[Begin WORKING DATA]

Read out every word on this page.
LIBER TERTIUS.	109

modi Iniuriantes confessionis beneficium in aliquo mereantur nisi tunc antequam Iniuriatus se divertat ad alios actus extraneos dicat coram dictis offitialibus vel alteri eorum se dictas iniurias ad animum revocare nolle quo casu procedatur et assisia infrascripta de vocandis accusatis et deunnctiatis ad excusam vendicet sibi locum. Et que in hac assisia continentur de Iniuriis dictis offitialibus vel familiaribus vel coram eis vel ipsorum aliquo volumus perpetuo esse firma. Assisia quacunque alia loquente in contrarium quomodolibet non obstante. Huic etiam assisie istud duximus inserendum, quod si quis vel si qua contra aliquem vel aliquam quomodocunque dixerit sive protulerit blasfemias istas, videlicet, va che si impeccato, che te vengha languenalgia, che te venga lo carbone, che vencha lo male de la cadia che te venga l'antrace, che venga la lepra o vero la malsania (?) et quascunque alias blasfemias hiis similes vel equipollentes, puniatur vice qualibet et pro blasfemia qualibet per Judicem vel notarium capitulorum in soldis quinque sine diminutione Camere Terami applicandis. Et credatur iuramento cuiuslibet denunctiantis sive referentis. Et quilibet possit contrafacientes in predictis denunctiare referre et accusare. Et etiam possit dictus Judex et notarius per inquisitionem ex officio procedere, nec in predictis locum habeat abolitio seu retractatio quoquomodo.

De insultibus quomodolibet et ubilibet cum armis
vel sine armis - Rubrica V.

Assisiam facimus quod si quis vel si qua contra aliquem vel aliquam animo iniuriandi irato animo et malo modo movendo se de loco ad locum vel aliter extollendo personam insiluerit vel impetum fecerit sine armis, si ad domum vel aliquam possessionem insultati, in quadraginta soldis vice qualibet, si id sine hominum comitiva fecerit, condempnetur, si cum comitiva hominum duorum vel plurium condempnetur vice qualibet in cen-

[End WORKING DATA]

Reproduce all the records precisely.

Read out every word on this page.
LIBER TERTIUS.	109

modi Iniuriantes confessionis beneficium in aliquo mereantur nisi tunc antequam Iniuriatus se divertat ad alios actus extraneos dicat coram dictis offitialibus vel alteri eorum se dictas iniurias ad animum revocare nolle quo casu procedatur et assisia infrascripta de vocandis accusatis et deunnctiatis ad excusam vendicet sibi locum. Et que in hac assisia continentur de Iniuriis dictis offitialibus vel familiaribus vel coram eis vel ipsorum aliquo volumus perpetuo esse firma. Assisia quacunque alia loquente in contrarium quomodolibet non obstante. Huic etiam assisie istud duximus inserendum, quod si quis vel si qua contra aliquem vel aliquam quomodocunque dixerit sive protulerit blasfemias istas, videlicet, va che si impeccato, che te vengha languenalgia, che te venga lo carbone, che vencha lo male de la cadia che te venga l'antrace, che venga la lepra o vero la malsania (?) et quascunque alias blasfemias hiis similes vel equipollentes, puniatur vice qualibet et pro blasfemia qualibet per Judicem vel notarium capitulorum in soldis quinque sine diminutione Camere Terami applicandis. Et credatur iuramento cuiuslibet denunctiantis sive referentis. Et quilibet possit contrafacientes in predictis denunctiare referre et accusare. Et etiam possit dictus Judex et notarius per inquisitionem ex officio procedere, nec in predictis locum habeat abolitio seu retractatio quoquomodo.

De insultibus quomodolibet et ubilibet cum armis
vel sine armis - Rubrica V.

Assisiam facimus quod si quis vel si qua contra aliquem vel aliquam animo iniuriandi irato animo et malo modo movendo se de loco ad locum vel aliter extollendo personam insiluerit vel impetum fecerit sine armis, si ad domum vel aliquam possessionem insultati, in quadraginta soldis vice qualibet, si id sine hominum comitiva fecerit, condempnetur, si cum comitiva hominum duorum vel plurium condempnetur vice qualibet in cen-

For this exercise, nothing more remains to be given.